-- start Given records --
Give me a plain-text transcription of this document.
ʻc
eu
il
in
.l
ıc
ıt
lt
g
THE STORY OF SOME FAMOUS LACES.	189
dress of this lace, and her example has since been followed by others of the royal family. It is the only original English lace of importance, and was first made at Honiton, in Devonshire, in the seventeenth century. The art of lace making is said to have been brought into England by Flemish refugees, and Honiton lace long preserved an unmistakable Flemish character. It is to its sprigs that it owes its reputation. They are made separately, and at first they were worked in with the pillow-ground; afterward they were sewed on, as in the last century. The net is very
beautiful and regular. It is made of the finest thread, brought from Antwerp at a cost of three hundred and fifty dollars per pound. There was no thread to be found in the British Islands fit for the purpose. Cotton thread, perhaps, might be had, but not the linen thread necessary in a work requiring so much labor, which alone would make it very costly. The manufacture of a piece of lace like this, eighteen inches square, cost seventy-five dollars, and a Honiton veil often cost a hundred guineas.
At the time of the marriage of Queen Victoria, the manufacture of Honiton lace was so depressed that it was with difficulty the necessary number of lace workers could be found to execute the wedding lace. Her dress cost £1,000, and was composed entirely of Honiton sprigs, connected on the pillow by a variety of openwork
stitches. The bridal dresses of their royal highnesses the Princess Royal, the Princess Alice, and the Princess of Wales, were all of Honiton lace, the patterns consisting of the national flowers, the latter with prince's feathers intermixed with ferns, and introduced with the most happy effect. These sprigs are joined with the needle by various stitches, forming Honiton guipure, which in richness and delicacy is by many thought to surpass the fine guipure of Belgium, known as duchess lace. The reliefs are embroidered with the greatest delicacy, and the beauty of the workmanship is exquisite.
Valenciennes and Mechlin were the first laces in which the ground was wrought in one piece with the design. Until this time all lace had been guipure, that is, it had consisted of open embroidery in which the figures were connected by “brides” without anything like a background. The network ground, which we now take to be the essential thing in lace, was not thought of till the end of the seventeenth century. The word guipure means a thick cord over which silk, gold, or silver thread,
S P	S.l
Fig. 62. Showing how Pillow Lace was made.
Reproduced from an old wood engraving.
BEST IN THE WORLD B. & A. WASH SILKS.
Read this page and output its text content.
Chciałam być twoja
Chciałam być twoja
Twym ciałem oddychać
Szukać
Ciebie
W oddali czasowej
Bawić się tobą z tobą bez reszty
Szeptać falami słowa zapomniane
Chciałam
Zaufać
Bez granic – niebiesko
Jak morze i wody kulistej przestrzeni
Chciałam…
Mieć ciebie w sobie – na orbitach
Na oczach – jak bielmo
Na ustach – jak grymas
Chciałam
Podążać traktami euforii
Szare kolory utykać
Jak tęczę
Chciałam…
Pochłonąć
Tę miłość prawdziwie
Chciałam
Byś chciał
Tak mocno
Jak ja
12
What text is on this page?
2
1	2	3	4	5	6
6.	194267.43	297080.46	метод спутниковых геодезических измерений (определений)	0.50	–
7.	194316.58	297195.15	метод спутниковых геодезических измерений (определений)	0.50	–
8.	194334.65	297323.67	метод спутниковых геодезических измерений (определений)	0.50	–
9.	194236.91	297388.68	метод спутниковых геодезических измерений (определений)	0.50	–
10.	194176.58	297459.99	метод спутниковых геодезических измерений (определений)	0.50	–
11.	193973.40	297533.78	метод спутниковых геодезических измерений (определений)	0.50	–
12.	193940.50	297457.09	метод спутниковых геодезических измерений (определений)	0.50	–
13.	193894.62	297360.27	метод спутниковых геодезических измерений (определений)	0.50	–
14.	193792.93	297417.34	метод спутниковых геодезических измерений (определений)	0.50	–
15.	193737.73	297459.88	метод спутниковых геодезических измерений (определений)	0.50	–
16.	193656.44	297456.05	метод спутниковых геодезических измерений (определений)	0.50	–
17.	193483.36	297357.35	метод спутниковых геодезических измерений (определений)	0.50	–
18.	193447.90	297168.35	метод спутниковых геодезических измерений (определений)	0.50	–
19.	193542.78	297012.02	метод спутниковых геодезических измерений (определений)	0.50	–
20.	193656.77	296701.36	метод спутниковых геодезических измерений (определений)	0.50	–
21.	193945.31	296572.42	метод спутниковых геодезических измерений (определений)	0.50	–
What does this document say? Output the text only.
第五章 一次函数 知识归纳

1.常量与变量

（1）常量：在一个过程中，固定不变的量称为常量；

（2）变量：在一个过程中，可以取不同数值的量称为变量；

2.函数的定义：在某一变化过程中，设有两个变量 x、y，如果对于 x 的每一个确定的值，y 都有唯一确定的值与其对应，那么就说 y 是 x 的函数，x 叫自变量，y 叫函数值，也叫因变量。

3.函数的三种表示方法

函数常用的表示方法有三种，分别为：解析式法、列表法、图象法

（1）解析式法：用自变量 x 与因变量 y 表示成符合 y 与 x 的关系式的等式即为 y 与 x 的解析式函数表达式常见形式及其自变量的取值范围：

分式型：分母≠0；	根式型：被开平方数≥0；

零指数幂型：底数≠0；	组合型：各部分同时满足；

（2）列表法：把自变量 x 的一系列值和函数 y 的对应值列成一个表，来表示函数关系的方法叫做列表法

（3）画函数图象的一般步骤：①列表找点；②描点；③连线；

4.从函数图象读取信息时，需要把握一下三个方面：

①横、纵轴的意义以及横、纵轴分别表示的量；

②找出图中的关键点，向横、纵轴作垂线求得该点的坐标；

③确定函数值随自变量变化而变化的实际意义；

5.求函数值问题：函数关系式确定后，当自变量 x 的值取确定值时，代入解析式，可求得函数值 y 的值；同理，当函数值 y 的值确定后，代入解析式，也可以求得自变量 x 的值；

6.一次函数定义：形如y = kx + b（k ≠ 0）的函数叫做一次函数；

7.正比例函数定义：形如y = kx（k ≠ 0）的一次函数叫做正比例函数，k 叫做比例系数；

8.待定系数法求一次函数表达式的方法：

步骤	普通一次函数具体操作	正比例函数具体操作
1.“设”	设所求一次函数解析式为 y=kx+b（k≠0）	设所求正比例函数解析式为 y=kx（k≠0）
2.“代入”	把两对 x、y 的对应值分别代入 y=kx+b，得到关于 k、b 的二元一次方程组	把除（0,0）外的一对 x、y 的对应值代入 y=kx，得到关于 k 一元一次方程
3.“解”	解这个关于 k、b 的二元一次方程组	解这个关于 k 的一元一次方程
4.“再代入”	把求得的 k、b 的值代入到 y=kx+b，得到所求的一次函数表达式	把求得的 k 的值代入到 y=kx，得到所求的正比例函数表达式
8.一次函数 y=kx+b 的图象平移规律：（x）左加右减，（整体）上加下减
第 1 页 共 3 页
-- end Given records --
* Exercise description *
Extract the full set of entries word for word.

* Output of the task *
Give me a plain-text transcription of this document.
ʻc
eu
il
in
.l
ıc
ıt
lt
g
THE STORY OF SOME FAMOUS LACES.	189
dress of this lace, and her example has since been followed by others of the royal family. It is the only original English lace of importance, and was first made at Honiton, in Devonshire, in the seventeenth century. The art of lace making is said to have been brought into England by Flemish refugees, and Honiton lace long preserved an unmistakable Flemish character. It is to its sprigs that it owes its reputation. They are made separately, and at first they were worked in with the pillow-ground; afterward they were sewed on, as in the last century. The net is very
beautiful and regular. It is made of the finest thread, brought from Antwerp at a cost of three hundred and fifty dollars per pound. There was no thread to be found in the British Islands fit for the purpose. Cotton thread, perhaps, might be had, but not the linen thread necessary in a work requiring so much labor, which alone would make it very costly. The manufacture of a piece of lace like this, eighteen inches square, cost seventy-five dollars, and a Honiton veil often cost a hundred guineas.
At the time of the marriage of Queen Victoria, the manufacture of Honiton lace was so depressed that it was with difficulty the necessary number of lace workers could be found to execute the wedding lace. Her dress cost £1,000, and was composed entirely of Honiton sprigs, connected on the pillow by a variety of openwork
stitches. The bridal dresses of their royal highnesses the Princess Royal, the Princess Alice, and the Princess of Wales, were all of Honiton lace, the patterns consisting of the national flowers, the latter with prince's feathers intermixed with ferns, and introduced with the most happy effect. These sprigs are joined with the needle by various stitches, forming Honiton guipure, which in richness and delicacy is by many thought to surpass the fine guipure of Belgium, known as duchess lace. The reliefs are embroidered with the greatest delicacy, and the beauty of the workmanship is exquisite.
Valenciennes and Mechlin were the first laces in which the ground was wrought in one piece with the design. Until this time all lace had been guipure, that is, it had consisted of open embroidery in which the figures were connected by “brides” without anything like a background. The network ground, which we now take to be the essential thing in lace, was not thought of till the end of the seventeenth century. The word guipure means a thick cord over which silk, gold, or silver thread,
S P	S.l
Fig. 62. Showing how Pillow Lace was made.
Reproduced from an old wood engraving.
BEST IN THE WORLD B. & A. WASH SILKS.
Read this page and output its text content.
Chciałam być twoja
Chciałam być twoja
Twym ciałem oddychać
Szukać
Ciebie
W oddali czasowej
Bawić się tobą z tobą bez reszty
Szeptać falami słowa zapomniane
Chciałam
Zaufać
Bez granic – niebiesko
Jak morze i wody kulistej przestrzeni
Chciałam…
Mieć ciebie w sobie – na orbitach
Na oczach – jak bielmo
Na ustach – jak grymas
Chciałam
Podążać traktami euforii
Szare kolory utykać
Jak tęczę
Chciałam…
Pochłonąć
Tę miłość prawdziwie
Chciałam
Byś chciał
Tak mocno
Jak ja
12
What text is on this page?
2
1	2	3	4	5	6
6.	194267.43	297080.46	метод спутниковых геодезических измерений (определений)	0.50	–
7.	194316.58	297195.15	метод спутниковых геодезических измерений (определений)	0.50	–
8.	194334.65	297323.67	метод спутниковых геодезических измерений (определений)	0.50	–
9.	194236.91	297388.68	метод спутниковых геодезических измерений (определений)	0.50	–
10.	194176.58	297459.99	метод спутниковых геодезических измерений (определений)	0.50	–
11.	193973.40	297533.78	метод спутниковых геодезических измерений (определений)	0.50	–
12.	193940.50	297457.09	метод спутниковых геодезических измерений (определений)	0.50	–
13.	193894.62	297360.27	метод спутниковых геодезических измерений (определений)	0.50	–
14.	193792.93	297417.34	метод спутниковых геодезических измерений (определений)	0.50	–
15.	193737.73	297459.88	метод спутниковых геодезических измерений (определений)	0.50	–
16.	193656.44	297456.05	метод спутниковых геодезических измерений (определений)	0.50	–
17.	193483.36	297357.35	метод спутниковых геодезических измерений (определений)	0.50	–
18.	193447.90	297168.35	метод спутниковых геодезических измерений (определений)	0.50	–
19.	193542.78	297012.02	метод спутниковых геодезических измерений (определений)	0.50	–
20.	193656.77	296701.36	метод спутниковых геодезических измерений (определений)	0.50	–
21.	193945.31	296572.42	метод спутниковых геодезических измерений (определений)	0.50	–
What does this document say? Output the text only.
第五章 一次函数 知识归纳

1.常量与变量

（1）常量：在一个过程中，固定不变的量称为常量；

（2）变量：在一个过程中，可以取不同数值的量称为变量；

2.函数的定义：在某一变化过程中，设有两个变量 x、y，如果对于 x 的每一个确定的值，y 都有唯一确定的值与其对应，那么就说 y 是 x 的函数，x 叫自变量，y 叫函数值，也叫因变量。

3.函数的三种表示方法

函数常用的表示方法有三种，分别为：解析式法、列表法、图象法

（1）解析式法：用自变量 x 与因变量 y 表示成符合 y 与 x 的关系式的等式即为 y 与 x 的解析式函数表达式常见形式及其自变量的取值范围：

分式型：分母≠0；	根式型：被开平方数≥0；

零指数幂型：底数≠0；	组合型：各部分同时满足；

（2）列表法：把自变量 x 的一系列值和函数 y 的对应值列成一个表，来表示函数关系的方法叫做列表法

（3）画函数图象的一般步骤：①列表找点；②描点；③连线；

4.从函数图象读取信息时，需要把握一下三个方面：

①横、纵轴的意义以及横、纵轴分别表示的量；

②找出图中的关键点，向横、纵轴作垂线求得该点的坐标；

③确定函数值随自变量变化而变化的实际意义；

5.求函数值问题：函数关系式确定后，当自变量 x 的值取确定值时，代入解析式，可求得函数值 y 的值；同理，当函数值 y 的值确定后，代入解析式，也可以求得自变量 x 的值；

6.一次函数定义：形如y = kx + b（k ≠ 0）的函数叫做一次函数；

7.正比例函数定义：形如y = kx（k ≠ 0）的一次函数叫做正比例函数，k 叫做比例系数；

8.待定系数法求一次函数表达式的方法：

步骤	普通一次函数具体操作	正比例函数具体操作
1.“设”	设所求一次函数解析式为 y=kx+b（k≠0）	设所求正比例函数解析式为 y=kx（k≠0）
2.“代入”	把两对 x、y 的对应值分别代入 y=kx+b，得到关于 k、b 的二元一次方程组	把除（0,0）外的一对 x、y 的对应值代入 y=kx，得到关于 k 一元一次方程
3.“解”	解这个关于 k、b 的二元一次方程组	解这个关于 k 的一元一次方程
4.“再代入”	把求得的 k、b 的值代入到 y=kx+b，得到所求的一次函数表达式	把求得的 k 的值代入到 y=kx，得到所求的正比例函数表达式
8.一次函数 y=kx+b 的图象平移规律：（x）左加右减，（整体）上加下减
第 1 页 共 3 页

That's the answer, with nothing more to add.